(Dataset rows about figures)

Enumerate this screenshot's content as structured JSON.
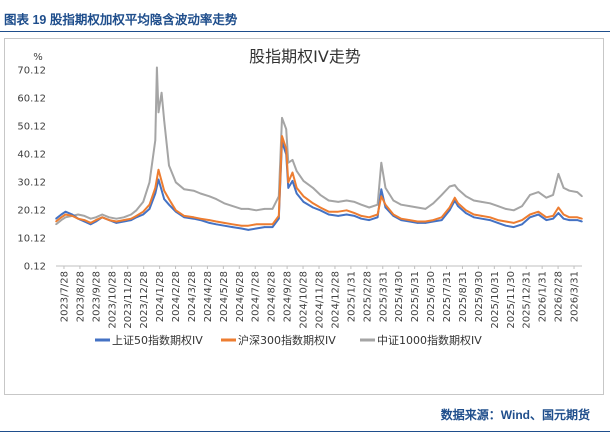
{
  "caption": "图表 19  股指期权加权平均隐含波动率走势",
  "source": "数据来源：Wind、国元期货",
  "chart_data": {
    "type": "line",
    "title": "股指期权IV走势",
    "ylabel": "%",
    "ylim": [
      0.12,
      70.12
    ],
    "yticks": [
      "0.12",
      "10.12",
      "20.12",
      "30.12",
      "40.12",
      "50.12",
      "60.12",
      "70.12"
    ],
    "x_range": [
      "2023-07-28",
      "2026-04-24"
    ],
    "xtick_labels": [
      "2023/7/28",
      "2023/8/28",
      "2023/9/28",
      "2023/10/28",
      "2023/11/28",
      "2023/12/28",
      "2024/1/28",
      "2024/2/28",
      "2024/3/28",
      "2024/4/28",
      "2024/5/28",
      "2024/6/28",
      "2024/7/28",
      "2024/8/28",
      "2024/9/28",
      "2024/10/28",
      "2024/11/28",
      "2024/12/28",
      "2025/1/31",
      "2025/2/28",
      "2025/3/31",
      "2025/4/30",
      "2025/5/31",
      "2025/6/30",
      "2025/7/31",
      "2025/8/31",
      "2025/9/30",
      "2025/10/31",
      "2025/11/30",
      "2025/12/31",
      "2026/1/31",
      "2026/2/28",
      "2026/3/31"
    ],
    "legend_position": "bottom",
    "grid": false,
    "series": [
      {
        "name": "上证50指数期权IV",
        "color": "#4472c4",
        "points": [
          [
            "2023-07-28",
            17.0
          ],
          [
            "2023-08-07",
            18.5
          ],
          [
            "2023-08-15",
            19.5
          ],
          [
            "2023-08-28",
            18.5
          ],
          [
            "2023-09-08",
            17.0
          ],
          [
            "2023-09-20",
            16.0
          ],
          [
            "2023-10-02",
            15.0
          ],
          [
            "2023-10-12",
            16.0
          ],
          [
            "2023-10-24",
            17.5
          ],
          [
            "2023-11-06",
            16.5
          ],
          [
            "2023-11-20",
            15.5
          ],
          [
            "2023-12-04",
            16.0
          ],
          [
            "2023-12-18",
            16.5
          ],
          [
            "2023-12-28",
            17.5
          ],
          [
            "2024-01-10",
            18.5
          ],
          [
            "2024-01-22",
            20.5
          ],
          [
            "2024-02-02",
            26.0
          ],
          [
            "2024-02-08",
            31.0
          ],
          [
            "2024-02-19",
            24.0
          ],
          [
            "2024-02-28",
            22.0
          ],
          [
            "2024-03-12",
            19.5
          ],
          [
            "2024-03-28",
            17.5
          ],
          [
            "2024-04-15",
            17.0
          ],
          [
            "2024-04-28",
            16.5
          ],
          [
            "2024-05-15",
            15.5
          ],
          [
            "2024-05-28",
            15.0
          ],
          [
            "2024-06-12",
            14.5
          ],
          [
            "2024-06-28",
            14.0
          ],
          [
            "2024-07-15",
            13.5
          ],
          [
            "2024-07-28",
            13.0
          ],
          [
            "2024-08-12",
            13.5
          ],
          [
            "2024-08-28",
            14.0
          ],
          [
            "2024-09-12",
            14.0
          ],
          [
            "2024-09-24",
            17.0
          ],
          [
            "2024-09-30",
            44.5
          ],
          [
            "2024-10-08",
            40.0
          ],
          [
            "2024-10-12",
            28.0
          ],
          [
            "2024-10-20",
            30.5
          ],
          [
            "2024-10-28",
            26.0
          ],
          [
            "2024-11-10",
            23.0
          ],
          [
            "2024-11-28",
            21.0
          ],
          [
            "2024-12-12",
            20.0
          ],
          [
            "2024-12-28",
            18.5
          ],
          [
            "2025-01-15",
            18.0
          ],
          [
            "2025-01-31",
            18.5
          ],
          [
            "2025-02-15",
            18.0
          ],
          [
            "2025-02-28",
            17.0
          ],
          [
            "2025-03-15",
            16.5
          ],
          [
            "2025-03-31",
            17.5
          ],
          [
            "2025-04-07",
            27.5
          ],
          [
            "2025-04-15",
            21.0
          ],
          [
            "2025-04-30",
            18.0
          ],
          [
            "2025-05-15",
            16.5
          ],
          [
            "2025-05-31",
            16.0
          ],
          [
            "2025-06-15",
            15.5
          ],
          [
            "2025-06-30",
            15.5
          ],
          [
            "2025-07-15",
            16.0
          ],
          [
            "2025-07-31",
            16.5
          ],
          [
            "2025-08-15",
            20.0
          ],
          [
            "2025-08-25",
            23.5
          ],
          [
            "2025-08-31",
            21.5
          ],
          [
            "2025-09-15",
            19.0
          ],
          [
            "2025-09-30",
            17.5
          ],
          [
            "2025-10-15",
            17.0
          ],
          [
            "2025-10-31",
            16.5
          ],
          [
            "2025-11-15",
            15.5
          ],
          [
            "2025-11-30",
            14.5
          ],
          [
            "2025-12-15",
            14.0
          ],
          [
            "2025-12-31",
            15.0
          ],
          [
            "2026-01-15",
            17.5
          ],
          [
            "2026-01-31",
            18.5
          ],
          [
            "2026-02-15",
            16.5
          ],
          [
            "2026-02-28",
            17.0
          ],
          [
            "2026-03-10",
            19.0
          ],
          [
            "2026-03-20",
            17.0
          ],
          [
            "2026-03-31",
            16.5
          ],
          [
            "2026-04-15",
            16.5
          ],
          [
            "2026-04-24",
            16.0
          ]
        ]
      },
      {
        "name": "沪深300指数期权IV",
        "color": "#ed7d31",
        "points": [
          [
            "2023-07-28",
            16.0
          ],
          [
            "2023-08-07",
            17.5
          ],
          [
            "2023-08-15",
            18.5
          ],
          [
            "2023-08-28",
            18.0
          ],
          [
            "2023-09-08",
            17.0
          ],
          [
            "2023-09-20",
            16.5
          ],
          [
            "2023-10-02",
            15.5
          ],
          [
            "2023-10-12",
            16.5
          ],
          [
            "2023-10-24",
            17.5
          ],
          [
            "2023-11-06",
            16.5
          ],
          [
            "2023-11-20",
            16.0
          ],
          [
            "2023-12-04",
            16.5
          ],
          [
            "2023-12-18",
            17.0
          ],
          [
            "2023-12-28",
            18.0
          ],
          [
            "2024-01-10",
            19.5
          ],
          [
            "2024-01-22",
            22.0
          ],
          [
            "2024-02-02",
            28.0
          ],
          [
            "2024-02-08",
            34.5
          ],
          [
            "2024-02-19",
            27.0
          ],
          [
            "2024-02-28",
            24.0
          ],
          [
            "2024-03-12",
            20.0
          ],
          [
            "2024-03-28",
            18.0
          ],
          [
            "2024-04-15",
            17.5
          ],
          [
            "2024-04-28",
            17.0
          ],
          [
            "2024-05-15",
            16.5
          ],
          [
            "2024-05-28",
            16.0
          ],
          [
            "2024-06-12",
            15.5
          ],
          [
            "2024-06-28",
            15.0
          ],
          [
            "2024-07-15",
            14.5
          ],
          [
            "2024-07-28",
            14.5
          ],
          [
            "2024-08-12",
            15.0
          ],
          [
            "2024-08-28",
            15.0
          ],
          [
            "2024-09-12",
            15.0
          ],
          [
            "2024-09-24",
            18.0
          ],
          [
            "2024-09-30",
            46.5
          ],
          [
            "2024-10-08",
            42.0
          ],
          [
            "2024-10-12",
            30.0
          ],
          [
            "2024-10-20",
            33.5
          ],
          [
            "2024-10-28",
            28.0
          ],
          [
            "2024-11-10",
            25.0
          ],
          [
            "2024-11-28",
            22.5
          ],
          [
            "2024-12-12",
            21.0
          ],
          [
            "2024-12-28",
            19.5
          ],
          [
            "2025-01-15",
            19.5
          ],
          [
            "2025-01-31",
            20.0
          ],
          [
            "2025-02-15",
            19.0
          ],
          [
            "2025-02-28",
            18.0
          ],
          [
            "2025-03-15",
            17.5
          ],
          [
            "2025-03-31",
            18.5
          ],
          [
            "2025-04-07",
            25.0
          ],
          [
            "2025-04-15",
            22.0
          ],
          [
            "2025-04-30",
            18.5
          ],
          [
            "2025-05-15",
            17.0
          ],
          [
            "2025-05-31",
            16.5
          ],
          [
            "2025-06-15",
            16.0
          ],
          [
            "2025-06-30",
            16.0
          ],
          [
            "2025-07-15",
            16.5
          ],
          [
            "2025-07-31",
            17.5
          ],
          [
            "2025-08-15",
            21.0
          ],
          [
            "2025-08-25",
            24.5
          ],
          [
            "2025-08-31",
            22.5
          ],
          [
            "2025-09-15",
            20.0
          ],
          [
            "2025-09-30",
            18.5
          ],
          [
            "2025-10-15",
            18.0
          ],
          [
            "2025-10-31",
            17.5
          ],
          [
            "2025-11-15",
            16.5
          ],
          [
            "2025-11-30",
            16.0
          ],
          [
            "2025-12-15",
            15.5
          ],
          [
            "2025-12-31",
            16.5
          ],
          [
            "2026-01-15",
            18.5
          ],
          [
            "2026-01-31",
            19.5
          ],
          [
            "2026-02-15",
            17.5
          ],
          [
            "2026-02-28",
            18.0
          ],
          [
            "2026-03-10",
            21.0
          ],
          [
            "2026-03-20",
            18.5
          ],
          [
            "2026-03-31",
            17.5
          ],
          [
            "2026-04-15",
            17.5
          ],
          [
            "2026-04-24",
            17.0
          ]
        ]
      },
      {
        "name": "中证1000指数期权IV",
        "color": "#a5a5a5",
        "points": [
          [
            "2023-07-28",
            15.0
          ],
          [
            "2023-08-07",
            16.5
          ],
          [
            "2023-08-15",
            17.5
          ],
          [
            "2023-08-28",
            18.0
          ],
          [
            "2023-09-08",
            18.5
          ],
          [
            "2023-09-20",
            18.0
          ],
          [
            "2023-10-02",
            17.0
          ],
          [
            "2023-10-12",
            17.5
          ],
          [
            "2023-10-24",
            18.5
          ],
          [
            "2023-11-06",
            17.5
          ],
          [
            "2023-11-20",
            17.0
          ],
          [
            "2023-12-04",
            17.5
          ],
          [
            "2023-12-18",
            18.5
          ],
          [
            "2023-12-28",
            20.0
          ],
          [
            "2024-01-10",
            23.0
          ],
          [
            "2024-01-22",
            30.0
          ],
          [
            "2024-02-02",
            45.0
          ],
          [
            "2024-02-05",
            71.0
          ],
          [
            "2024-02-08",
            55.0
          ],
          [
            "2024-02-14",
            62.0
          ],
          [
            "2024-02-19",
            52.0
          ],
          [
            "2024-02-28",
            36.0
          ],
          [
            "2024-03-12",
            30.0
          ],
          [
            "2024-03-28",
            27.5
          ],
          [
            "2024-04-15",
            27.0
          ],
          [
            "2024-04-28",
            26.0
          ],
          [
            "2024-05-15",
            25.0
          ],
          [
            "2024-05-28",
            24.0
          ],
          [
            "2024-06-12",
            22.5
          ],
          [
            "2024-06-28",
            21.5
          ],
          [
            "2024-07-15",
            20.5
          ],
          [
            "2024-07-28",
            20.5
          ],
          [
            "2024-08-12",
            20.0
          ],
          [
            "2024-08-28",
            20.5
          ],
          [
            "2024-09-12",
            20.5
          ],
          [
            "2024-09-24",
            25.0
          ],
          [
            "2024-09-30",
            53.0
          ],
          [
            "2024-10-08",
            49.0
          ],
          [
            "2024-10-12",
            37.0
          ],
          [
            "2024-10-20",
            38.0
          ],
          [
            "2024-10-28",
            34.0
          ],
          [
            "2024-11-10",
            30.5
          ],
          [
            "2024-11-28",
            28.0
          ],
          [
            "2024-12-12",
            25.5
          ],
          [
            "2024-12-28",
            23.5
          ],
          [
            "2025-01-15",
            23.0
          ],
          [
            "2025-01-31",
            23.5
          ],
          [
            "2025-02-15",
            23.0
          ],
          [
            "2025-02-28",
            22.0
          ],
          [
            "2025-03-15",
            21.0
          ],
          [
            "2025-03-31",
            22.0
          ],
          [
            "2025-04-07",
            37.0
          ],
          [
            "2025-04-15",
            28.0
          ],
          [
            "2025-04-30",
            23.5
          ],
          [
            "2025-05-15",
            22.0
          ],
          [
            "2025-05-31",
            21.5
          ],
          [
            "2025-06-15",
            21.0
          ],
          [
            "2025-06-30",
            20.5
          ],
          [
            "2025-07-15",
            22.5
          ],
          [
            "2025-07-31",
            25.5
          ],
          [
            "2025-08-15",
            28.5
          ],
          [
            "2025-08-25",
            29.0
          ],
          [
            "2025-08-31",
            27.5
          ],
          [
            "2025-09-15",
            25.0
          ],
          [
            "2025-09-30",
            23.5
          ],
          [
            "2025-10-15",
            23.0
          ],
          [
            "2025-10-31",
            22.5
          ],
          [
            "2025-11-15",
            21.5
          ],
          [
            "2025-11-30",
            20.5
          ],
          [
            "2025-12-15",
            20.0
          ],
          [
            "2025-12-31",
            21.5
          ],
          [
            "2026-01-15",
            25.5
          ],
          [
            "2026-01-31",
            26.5
          ],
          [
            "2026-02-15",
            24.5
          ],
          [
            "2026-02-28",
            25.5
          ],
          [
            "2026-03-10",
            33.0
          ],
          [
            "2026-03-20",
            28.0
          ],
          [
            "2026-03-31",
            27.0
          ],
          [
            "2026-04-15",
            26.5
          ],
          [
            "2026-04-24",
            25.0
          ]
        ]
      }
    ]
  }
}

> **Task instructions**
Go through the listing above and return every line where the word "color" occurs.

> **Solution to this task**
        "color": "#4472c4",
        "color": "#ed7d31",
        "color": "#a5a5a5",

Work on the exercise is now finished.